Write out all of the entries that follow, word for word, but skip the pictures.

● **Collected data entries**

------------------------------------

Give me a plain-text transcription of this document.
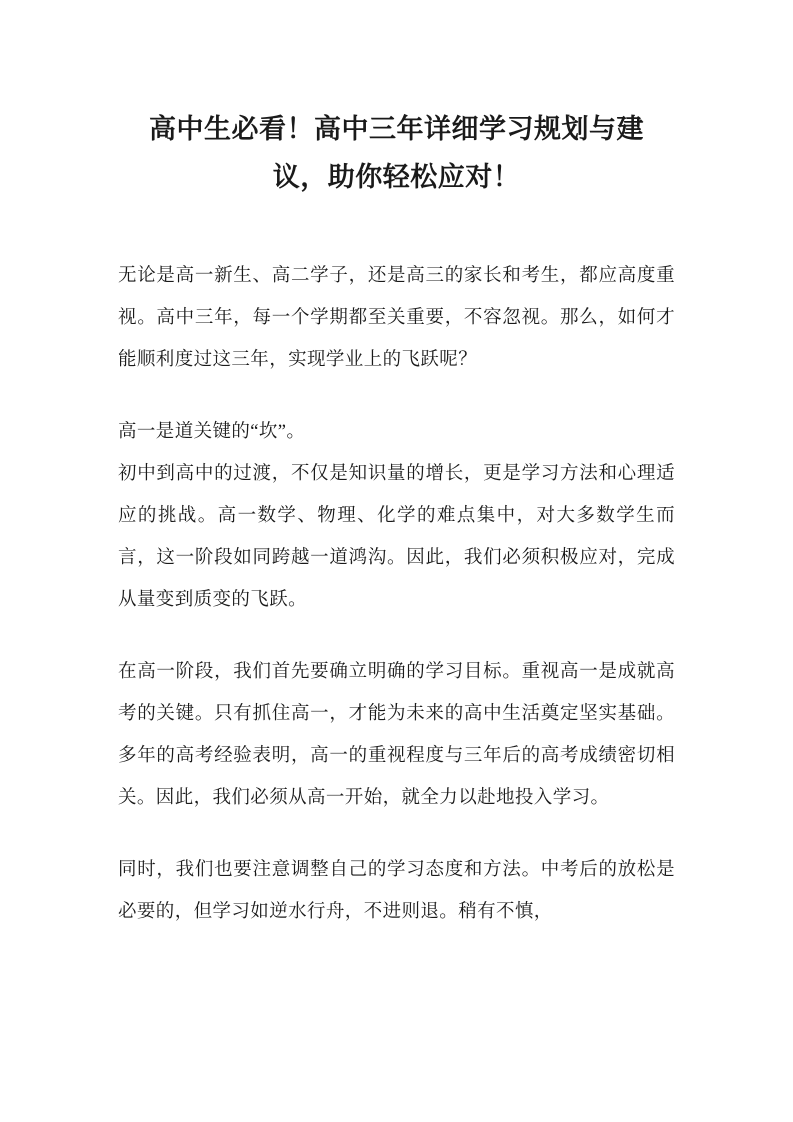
高中生必看！高中三年详细学习规划与建议，助你轻松应对！

无论是高一新生、高二学子，还是高三的家长和考生，都应高度重视。高中三年，每一个学期都至关重要，不容忽视。那么，如何才能顺利度过这三年，实现学业上的飞跃呢？

高一是道关键的“坎”。

初中到高中的过渡，不仅是知识量的增长，更是学习方法和心理适应的挑战。高一数学、物理、化学的难点集中，对大多数学生而言，这一阶段如同跨越一道鸿沟。因此，我们必须积极应对，完成从量变到质变的飞跃。

在高一阶段，我们首先要确立明确的学习目标。重视高一是成就高考的关键。只有抓住高一，才能为未来的高中生活奠定坚实基础。多年的高考经验表明，高一的重视程度与三年后的高考成绩密切相关。因此，我们必须从高一开始，就全力以赴地投入学习。

同时，我们也要注意调整自己的学习态度和方法。中考后的放松是必要的，但学习如逆水行舟，不进则退。稍有不慎，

------------------------------------

● **Reply to the task**
Give me a plain-text transcription of this document.
高中生必看！高中三年详细学习规划与建议，助你轻松应对！

无论是高一新生、高二学子，还是高三的家长和考生，都应高度重视。高中三年，每一个学期都至关重要，不容忽视。那么，如何才能顺利度过这三年，实现学业上的飞跃呢？

高一是道关键的“坎”。

初中到高中的过渡，不仅是知识量的增长，更是学习方法和心理适应的挑战。高一数学、物理、化学的难点集中，对大多数学生而言，这一阶段如同跨越一道鸿沟。因此，我们必须积极应对，完成从量变到质变的飞跃。

在高一阶段，我们首先要确立明确的学习目标。重视高一是成就高考的关键。只有抓住高一，才能为未来的高中生活奠定坚实基础。多年的高考经验表明，高一的重视程度与三年后的高考成绩密切相关。因此，我们必须从高一开始，就全力以赴地投入学习。

同时，我们也要注意调整自己的学习态度和方法。中考后的放松是必要的，但学习如逆水行舟，不进则退。稍有不慎，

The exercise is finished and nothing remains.